» What you need to do
Gather up all lines that carry the word "Congress".

» Entries shown
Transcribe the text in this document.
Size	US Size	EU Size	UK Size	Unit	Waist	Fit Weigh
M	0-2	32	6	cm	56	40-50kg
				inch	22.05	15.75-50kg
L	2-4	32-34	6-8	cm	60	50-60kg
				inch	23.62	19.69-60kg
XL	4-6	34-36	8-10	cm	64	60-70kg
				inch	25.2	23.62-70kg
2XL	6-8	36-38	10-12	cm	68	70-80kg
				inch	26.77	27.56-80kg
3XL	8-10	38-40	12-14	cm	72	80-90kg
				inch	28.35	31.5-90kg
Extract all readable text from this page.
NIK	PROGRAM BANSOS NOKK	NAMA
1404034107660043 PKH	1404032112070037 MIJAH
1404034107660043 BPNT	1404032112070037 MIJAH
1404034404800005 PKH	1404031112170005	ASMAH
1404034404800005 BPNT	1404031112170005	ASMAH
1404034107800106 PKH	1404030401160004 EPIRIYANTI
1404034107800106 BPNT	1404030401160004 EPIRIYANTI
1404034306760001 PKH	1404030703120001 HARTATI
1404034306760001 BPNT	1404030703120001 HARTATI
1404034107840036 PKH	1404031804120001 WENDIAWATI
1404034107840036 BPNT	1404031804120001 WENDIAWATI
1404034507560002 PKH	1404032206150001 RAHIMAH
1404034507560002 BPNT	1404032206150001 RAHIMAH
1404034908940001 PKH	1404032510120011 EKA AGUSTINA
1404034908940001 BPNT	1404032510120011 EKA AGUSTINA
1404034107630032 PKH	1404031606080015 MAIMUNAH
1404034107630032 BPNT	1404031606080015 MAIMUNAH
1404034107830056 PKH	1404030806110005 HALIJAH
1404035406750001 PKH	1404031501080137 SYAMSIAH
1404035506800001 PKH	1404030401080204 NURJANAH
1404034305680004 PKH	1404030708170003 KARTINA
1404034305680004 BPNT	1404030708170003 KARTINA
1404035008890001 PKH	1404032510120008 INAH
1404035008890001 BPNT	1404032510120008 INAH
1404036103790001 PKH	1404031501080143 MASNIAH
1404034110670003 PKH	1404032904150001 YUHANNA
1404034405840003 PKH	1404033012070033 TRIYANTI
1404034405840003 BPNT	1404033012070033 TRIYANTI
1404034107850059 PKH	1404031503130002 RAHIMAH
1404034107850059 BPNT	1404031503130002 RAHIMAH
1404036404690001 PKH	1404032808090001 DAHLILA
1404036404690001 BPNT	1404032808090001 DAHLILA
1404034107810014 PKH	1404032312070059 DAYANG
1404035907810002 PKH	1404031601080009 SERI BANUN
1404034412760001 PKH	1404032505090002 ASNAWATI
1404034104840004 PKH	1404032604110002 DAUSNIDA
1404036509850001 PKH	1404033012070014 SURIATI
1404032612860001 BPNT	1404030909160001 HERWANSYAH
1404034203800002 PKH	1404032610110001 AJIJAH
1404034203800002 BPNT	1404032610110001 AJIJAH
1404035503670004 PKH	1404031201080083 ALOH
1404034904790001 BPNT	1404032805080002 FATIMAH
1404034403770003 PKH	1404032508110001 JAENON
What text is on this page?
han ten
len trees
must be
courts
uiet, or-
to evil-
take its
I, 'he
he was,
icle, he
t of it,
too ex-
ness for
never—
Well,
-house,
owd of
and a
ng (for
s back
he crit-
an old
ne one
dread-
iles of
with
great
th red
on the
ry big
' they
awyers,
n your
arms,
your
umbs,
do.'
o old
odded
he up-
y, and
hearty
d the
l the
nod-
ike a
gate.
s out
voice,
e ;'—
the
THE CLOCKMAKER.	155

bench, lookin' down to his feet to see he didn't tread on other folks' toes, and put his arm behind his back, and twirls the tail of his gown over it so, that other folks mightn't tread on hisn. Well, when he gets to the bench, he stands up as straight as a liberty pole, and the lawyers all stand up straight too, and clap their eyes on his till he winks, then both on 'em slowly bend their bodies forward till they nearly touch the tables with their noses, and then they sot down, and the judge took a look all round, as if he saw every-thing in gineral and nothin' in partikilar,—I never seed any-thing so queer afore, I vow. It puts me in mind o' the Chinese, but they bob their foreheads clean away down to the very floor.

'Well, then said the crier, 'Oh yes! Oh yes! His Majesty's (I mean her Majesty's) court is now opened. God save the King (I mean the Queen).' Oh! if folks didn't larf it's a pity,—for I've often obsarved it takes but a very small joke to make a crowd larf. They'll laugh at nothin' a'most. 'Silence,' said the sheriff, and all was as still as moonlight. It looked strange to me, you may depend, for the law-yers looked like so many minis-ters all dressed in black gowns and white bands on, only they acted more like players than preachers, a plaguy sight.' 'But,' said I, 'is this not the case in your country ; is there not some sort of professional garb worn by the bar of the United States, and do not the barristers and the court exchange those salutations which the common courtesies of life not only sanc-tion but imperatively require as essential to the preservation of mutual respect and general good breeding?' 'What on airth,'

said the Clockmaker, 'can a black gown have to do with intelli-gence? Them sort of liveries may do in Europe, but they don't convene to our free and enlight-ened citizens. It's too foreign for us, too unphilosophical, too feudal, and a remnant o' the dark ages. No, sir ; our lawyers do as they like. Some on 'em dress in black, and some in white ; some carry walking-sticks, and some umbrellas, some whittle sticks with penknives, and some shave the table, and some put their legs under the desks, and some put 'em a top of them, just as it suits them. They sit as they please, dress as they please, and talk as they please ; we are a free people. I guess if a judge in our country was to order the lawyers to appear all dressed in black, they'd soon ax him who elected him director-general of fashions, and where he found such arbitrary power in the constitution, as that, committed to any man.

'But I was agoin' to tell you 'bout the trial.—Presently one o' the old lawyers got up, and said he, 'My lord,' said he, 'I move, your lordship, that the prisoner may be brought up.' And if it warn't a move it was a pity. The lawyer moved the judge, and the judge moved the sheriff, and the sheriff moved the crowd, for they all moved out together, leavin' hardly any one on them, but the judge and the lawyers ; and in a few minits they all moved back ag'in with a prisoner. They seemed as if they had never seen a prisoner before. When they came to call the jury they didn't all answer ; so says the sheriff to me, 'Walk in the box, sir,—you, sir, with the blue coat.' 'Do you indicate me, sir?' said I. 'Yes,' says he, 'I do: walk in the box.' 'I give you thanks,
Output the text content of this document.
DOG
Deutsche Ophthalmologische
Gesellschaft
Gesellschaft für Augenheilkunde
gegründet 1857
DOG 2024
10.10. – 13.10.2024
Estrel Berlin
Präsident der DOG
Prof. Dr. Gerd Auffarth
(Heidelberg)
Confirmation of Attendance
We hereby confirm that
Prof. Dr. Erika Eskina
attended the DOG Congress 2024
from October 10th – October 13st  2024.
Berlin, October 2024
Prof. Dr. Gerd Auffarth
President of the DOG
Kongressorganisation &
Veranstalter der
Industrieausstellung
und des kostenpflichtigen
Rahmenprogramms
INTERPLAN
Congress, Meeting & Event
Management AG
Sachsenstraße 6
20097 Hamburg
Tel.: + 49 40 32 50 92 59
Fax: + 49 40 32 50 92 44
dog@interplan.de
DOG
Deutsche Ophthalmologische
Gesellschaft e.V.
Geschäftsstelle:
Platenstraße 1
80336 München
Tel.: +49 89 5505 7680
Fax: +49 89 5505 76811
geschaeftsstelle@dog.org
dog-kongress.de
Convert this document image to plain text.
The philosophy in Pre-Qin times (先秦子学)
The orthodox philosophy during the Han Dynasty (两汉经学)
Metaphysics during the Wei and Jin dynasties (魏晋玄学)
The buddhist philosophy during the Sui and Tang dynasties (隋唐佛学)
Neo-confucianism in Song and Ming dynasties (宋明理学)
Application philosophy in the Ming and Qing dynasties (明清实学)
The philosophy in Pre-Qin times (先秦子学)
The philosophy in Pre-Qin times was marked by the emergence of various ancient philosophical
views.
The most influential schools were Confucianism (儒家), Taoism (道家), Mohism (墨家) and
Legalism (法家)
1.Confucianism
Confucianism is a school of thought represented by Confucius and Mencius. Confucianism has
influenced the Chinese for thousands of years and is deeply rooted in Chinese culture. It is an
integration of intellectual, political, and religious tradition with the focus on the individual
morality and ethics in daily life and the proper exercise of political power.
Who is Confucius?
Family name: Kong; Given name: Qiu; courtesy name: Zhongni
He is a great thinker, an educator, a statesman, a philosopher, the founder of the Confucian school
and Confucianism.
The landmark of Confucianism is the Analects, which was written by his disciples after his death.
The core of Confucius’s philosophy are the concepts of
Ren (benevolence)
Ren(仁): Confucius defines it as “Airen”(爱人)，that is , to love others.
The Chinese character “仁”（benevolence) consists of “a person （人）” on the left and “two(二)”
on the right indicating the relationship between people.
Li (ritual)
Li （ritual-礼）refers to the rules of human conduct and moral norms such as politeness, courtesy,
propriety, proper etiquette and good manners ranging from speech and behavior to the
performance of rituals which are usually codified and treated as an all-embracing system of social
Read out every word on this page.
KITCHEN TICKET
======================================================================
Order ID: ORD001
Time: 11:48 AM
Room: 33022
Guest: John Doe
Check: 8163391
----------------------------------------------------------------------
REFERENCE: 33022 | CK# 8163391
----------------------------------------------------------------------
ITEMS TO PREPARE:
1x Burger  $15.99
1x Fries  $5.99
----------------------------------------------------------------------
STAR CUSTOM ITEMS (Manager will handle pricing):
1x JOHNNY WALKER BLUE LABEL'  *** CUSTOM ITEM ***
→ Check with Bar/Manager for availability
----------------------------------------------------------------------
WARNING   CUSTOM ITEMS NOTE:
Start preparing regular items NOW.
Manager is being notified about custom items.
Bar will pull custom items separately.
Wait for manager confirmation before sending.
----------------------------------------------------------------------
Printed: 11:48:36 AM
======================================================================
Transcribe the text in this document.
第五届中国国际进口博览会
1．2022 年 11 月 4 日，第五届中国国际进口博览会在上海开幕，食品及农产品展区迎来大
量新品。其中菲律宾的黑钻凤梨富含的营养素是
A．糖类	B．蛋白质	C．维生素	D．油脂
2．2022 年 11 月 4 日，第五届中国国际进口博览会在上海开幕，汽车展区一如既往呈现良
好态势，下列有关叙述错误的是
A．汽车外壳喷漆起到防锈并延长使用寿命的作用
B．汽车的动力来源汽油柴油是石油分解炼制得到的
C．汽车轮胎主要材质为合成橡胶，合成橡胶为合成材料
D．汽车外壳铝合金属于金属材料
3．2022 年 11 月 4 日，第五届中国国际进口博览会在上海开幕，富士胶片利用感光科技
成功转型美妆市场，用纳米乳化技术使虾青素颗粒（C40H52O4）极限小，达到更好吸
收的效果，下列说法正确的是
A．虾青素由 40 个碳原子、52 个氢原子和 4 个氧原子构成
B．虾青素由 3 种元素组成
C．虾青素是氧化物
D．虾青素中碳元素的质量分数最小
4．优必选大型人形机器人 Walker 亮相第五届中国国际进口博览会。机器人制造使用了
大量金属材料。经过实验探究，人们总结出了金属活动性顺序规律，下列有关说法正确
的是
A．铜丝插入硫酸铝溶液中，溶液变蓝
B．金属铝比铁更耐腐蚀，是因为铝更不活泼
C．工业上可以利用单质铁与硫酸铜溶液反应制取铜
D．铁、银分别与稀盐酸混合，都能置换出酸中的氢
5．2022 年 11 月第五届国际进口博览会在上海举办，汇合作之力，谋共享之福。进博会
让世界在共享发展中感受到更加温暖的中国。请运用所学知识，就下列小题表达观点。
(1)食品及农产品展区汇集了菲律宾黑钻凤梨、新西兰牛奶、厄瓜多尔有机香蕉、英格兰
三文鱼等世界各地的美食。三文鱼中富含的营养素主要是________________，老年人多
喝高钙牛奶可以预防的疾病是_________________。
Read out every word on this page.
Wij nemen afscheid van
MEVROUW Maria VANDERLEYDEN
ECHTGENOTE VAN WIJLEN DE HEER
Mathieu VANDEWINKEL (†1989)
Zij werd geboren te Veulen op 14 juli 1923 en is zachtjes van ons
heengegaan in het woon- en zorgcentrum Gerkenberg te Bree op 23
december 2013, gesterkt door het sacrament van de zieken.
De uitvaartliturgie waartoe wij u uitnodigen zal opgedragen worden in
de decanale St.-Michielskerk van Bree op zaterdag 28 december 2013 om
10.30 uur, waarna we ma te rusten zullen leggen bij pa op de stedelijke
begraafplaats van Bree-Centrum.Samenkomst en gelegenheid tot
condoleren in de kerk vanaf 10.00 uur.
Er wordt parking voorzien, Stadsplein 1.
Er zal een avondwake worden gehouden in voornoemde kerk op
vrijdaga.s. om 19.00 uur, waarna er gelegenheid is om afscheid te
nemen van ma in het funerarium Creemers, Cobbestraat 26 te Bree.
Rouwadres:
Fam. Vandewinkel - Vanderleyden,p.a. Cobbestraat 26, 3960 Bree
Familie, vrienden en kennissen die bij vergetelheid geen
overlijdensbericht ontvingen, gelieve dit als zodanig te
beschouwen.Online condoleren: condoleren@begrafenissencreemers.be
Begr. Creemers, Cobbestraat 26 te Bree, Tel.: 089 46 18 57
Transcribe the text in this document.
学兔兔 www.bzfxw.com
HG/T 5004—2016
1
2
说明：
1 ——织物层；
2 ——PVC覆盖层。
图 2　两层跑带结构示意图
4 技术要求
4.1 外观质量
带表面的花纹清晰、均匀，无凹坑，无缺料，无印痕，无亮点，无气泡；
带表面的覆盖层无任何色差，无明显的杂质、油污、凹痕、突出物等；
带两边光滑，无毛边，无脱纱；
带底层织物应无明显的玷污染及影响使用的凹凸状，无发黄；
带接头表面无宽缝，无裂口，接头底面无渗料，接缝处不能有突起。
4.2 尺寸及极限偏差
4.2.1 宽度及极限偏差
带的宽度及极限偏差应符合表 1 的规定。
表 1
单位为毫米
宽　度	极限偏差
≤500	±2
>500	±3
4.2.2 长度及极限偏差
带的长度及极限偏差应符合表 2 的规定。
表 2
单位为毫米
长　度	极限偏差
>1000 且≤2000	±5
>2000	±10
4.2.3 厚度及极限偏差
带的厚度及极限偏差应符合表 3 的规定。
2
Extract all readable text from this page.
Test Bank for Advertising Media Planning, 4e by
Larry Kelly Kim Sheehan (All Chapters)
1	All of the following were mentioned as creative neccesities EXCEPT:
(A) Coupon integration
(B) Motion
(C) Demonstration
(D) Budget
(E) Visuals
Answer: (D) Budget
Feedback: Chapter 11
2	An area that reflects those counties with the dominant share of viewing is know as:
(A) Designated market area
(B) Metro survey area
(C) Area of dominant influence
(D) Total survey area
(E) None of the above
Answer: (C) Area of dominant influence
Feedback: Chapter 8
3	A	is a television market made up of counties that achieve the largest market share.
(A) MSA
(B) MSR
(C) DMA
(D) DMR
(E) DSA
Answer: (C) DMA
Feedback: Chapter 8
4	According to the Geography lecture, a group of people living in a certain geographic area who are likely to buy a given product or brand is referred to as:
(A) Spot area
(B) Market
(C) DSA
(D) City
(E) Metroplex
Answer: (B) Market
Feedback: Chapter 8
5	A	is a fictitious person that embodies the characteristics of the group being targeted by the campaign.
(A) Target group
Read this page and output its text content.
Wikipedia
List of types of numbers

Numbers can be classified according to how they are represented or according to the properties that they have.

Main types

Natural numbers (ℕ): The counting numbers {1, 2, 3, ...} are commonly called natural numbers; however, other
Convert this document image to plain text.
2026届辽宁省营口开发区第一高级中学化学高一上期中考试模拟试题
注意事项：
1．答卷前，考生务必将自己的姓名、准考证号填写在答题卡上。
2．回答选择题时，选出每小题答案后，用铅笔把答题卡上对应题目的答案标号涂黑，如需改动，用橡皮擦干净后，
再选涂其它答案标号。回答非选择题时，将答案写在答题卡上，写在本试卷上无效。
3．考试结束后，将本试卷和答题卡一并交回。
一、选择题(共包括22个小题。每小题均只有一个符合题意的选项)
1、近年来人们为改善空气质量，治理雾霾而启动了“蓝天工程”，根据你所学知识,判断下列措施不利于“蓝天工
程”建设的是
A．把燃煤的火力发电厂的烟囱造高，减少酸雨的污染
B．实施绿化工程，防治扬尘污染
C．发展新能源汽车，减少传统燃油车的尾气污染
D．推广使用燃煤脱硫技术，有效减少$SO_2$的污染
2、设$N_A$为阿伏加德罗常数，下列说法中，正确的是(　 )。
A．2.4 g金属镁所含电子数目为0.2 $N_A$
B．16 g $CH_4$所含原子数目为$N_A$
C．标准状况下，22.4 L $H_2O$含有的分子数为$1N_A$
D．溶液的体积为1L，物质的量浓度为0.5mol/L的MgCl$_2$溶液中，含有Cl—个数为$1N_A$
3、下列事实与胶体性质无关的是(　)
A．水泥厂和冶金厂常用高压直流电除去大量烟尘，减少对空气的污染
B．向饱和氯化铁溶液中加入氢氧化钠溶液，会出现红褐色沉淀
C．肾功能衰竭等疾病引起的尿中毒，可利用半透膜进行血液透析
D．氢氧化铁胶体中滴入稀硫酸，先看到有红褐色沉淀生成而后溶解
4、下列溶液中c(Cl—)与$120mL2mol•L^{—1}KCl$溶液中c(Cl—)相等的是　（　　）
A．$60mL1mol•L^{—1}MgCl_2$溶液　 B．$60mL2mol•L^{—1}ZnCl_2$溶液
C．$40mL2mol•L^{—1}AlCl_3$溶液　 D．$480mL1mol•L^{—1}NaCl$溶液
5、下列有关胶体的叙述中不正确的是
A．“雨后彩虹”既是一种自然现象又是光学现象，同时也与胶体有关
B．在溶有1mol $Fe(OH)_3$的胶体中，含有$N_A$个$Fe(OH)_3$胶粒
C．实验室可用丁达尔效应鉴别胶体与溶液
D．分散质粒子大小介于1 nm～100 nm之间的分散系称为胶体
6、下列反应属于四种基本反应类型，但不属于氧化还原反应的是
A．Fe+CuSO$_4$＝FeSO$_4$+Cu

» Correct result
attended the DOG Congress 2024
Congress, Meeting & Event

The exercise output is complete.